Work to do –
Send back all the data below, exactly as given.

===== Source records =====

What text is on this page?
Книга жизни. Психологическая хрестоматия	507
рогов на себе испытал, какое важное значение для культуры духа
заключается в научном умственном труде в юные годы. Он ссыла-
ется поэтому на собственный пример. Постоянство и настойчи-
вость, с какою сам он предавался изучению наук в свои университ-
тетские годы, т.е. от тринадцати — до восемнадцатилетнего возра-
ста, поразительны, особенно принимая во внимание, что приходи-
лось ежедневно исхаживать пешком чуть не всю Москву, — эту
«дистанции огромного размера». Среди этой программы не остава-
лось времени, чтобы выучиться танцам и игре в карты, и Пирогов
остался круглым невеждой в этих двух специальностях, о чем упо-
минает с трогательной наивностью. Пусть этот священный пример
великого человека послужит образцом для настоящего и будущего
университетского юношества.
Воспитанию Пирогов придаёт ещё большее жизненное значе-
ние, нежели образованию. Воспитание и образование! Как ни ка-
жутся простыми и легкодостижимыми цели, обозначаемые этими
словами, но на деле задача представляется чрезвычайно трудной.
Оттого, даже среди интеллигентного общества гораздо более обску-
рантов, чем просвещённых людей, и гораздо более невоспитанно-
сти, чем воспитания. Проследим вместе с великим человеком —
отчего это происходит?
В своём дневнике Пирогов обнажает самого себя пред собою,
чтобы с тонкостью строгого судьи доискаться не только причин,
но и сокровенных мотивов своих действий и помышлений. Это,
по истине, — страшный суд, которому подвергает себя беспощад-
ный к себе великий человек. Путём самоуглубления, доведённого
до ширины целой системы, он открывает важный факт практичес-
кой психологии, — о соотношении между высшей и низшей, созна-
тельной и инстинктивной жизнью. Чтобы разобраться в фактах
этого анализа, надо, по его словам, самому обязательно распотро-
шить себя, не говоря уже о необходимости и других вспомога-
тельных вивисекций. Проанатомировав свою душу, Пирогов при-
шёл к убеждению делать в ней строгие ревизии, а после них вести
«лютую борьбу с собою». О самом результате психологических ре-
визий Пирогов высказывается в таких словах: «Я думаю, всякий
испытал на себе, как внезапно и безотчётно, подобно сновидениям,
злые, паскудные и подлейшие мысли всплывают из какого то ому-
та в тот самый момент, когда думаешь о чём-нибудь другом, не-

=====

Written answer –
What text is on this page?
Книга жизни. Психологическая хрестоматия	507
рогов на себе испытал, какое важное значение для культуры духа
заключается в научном умственном труде в юные годы. Он ссыла-
ется поэтому на собственный пример. Постоянство и настойчи-
вость, с какою сам он предавался изучению наук в свои университ-
тетские годы, т.е. от тринадцати — до восемнадцатилетнего возра-
ста, поразительны, особенно принимая во внимание, что приходи-
лось ежедневно исхаживать пешком чуть не всю Москву, — эту
«дистанции огромного размера». Среди этой программы не остава-
лось времени, чтобы выучиться танцам и игре в карты, и Пирогов
остался круглым невеждой в этих двух специальностях, о чем упо-
минает с трогательной наивностью. Пусть этот священный пример
великого человека послужит образцом для настоящего и будущего
университетского юношества.
Воспитанию Пирогов придаёт ещё большее жизненное значе-
ние, нежели образованию. Воспитание и образование! Как ни ка-
жутся простыми и легкодостижимыми цели, обозначаемые этими
словами, но на деле задача представляется чрезвычайно трудной.
Оттого, даже среди интеллигентного общества гораздо более обску-
рантов, чем просвещённых людей, и гораздо более невоспитанно-
сти, чем воспитания. Проследим вместе с великим человеком —
отчего это происходит?
В своём дневнике Пирогов обнажает самого себя пред собою,
чтобы с тонкостью строгого судьи доискаться не только причин,
но и сокровенных мотивов своих действий и помышлений. Это,
по истине, — страшный суд, которому подвергает себя беспощад-
ный к себе великий человек. Путём самоуглубления, доведённого
до ширины целой системы, он открывает важный факт практичес-
кой психологии, — о соотношении между высшей и низшей, созна-
тельной и инстинктивной жизнью. Чтобы разобраться в фактах
этого анализа, надо, по его словам, самому обязательно распотро-
шить себя, не говоря уже о необходимости и других вспомога-
тельных вивисекций. Проанатомировав свою душу, Пирогов при-
шёл к убеждению делать в ней строгие ревизии, а после них вести
«лютую борьбу с собою». О самом результате психологических ре-
визий Пирогов высказывается в таких словах: «Я думаю, всякий
испытал на себе, как внезапно и безотчётно, подобно сновидениям,
злые, паскудные и подлейшие мысли всплывают из какого то ому-
та в тот самый момент, когда думаешь о чём-нибудь другом, не-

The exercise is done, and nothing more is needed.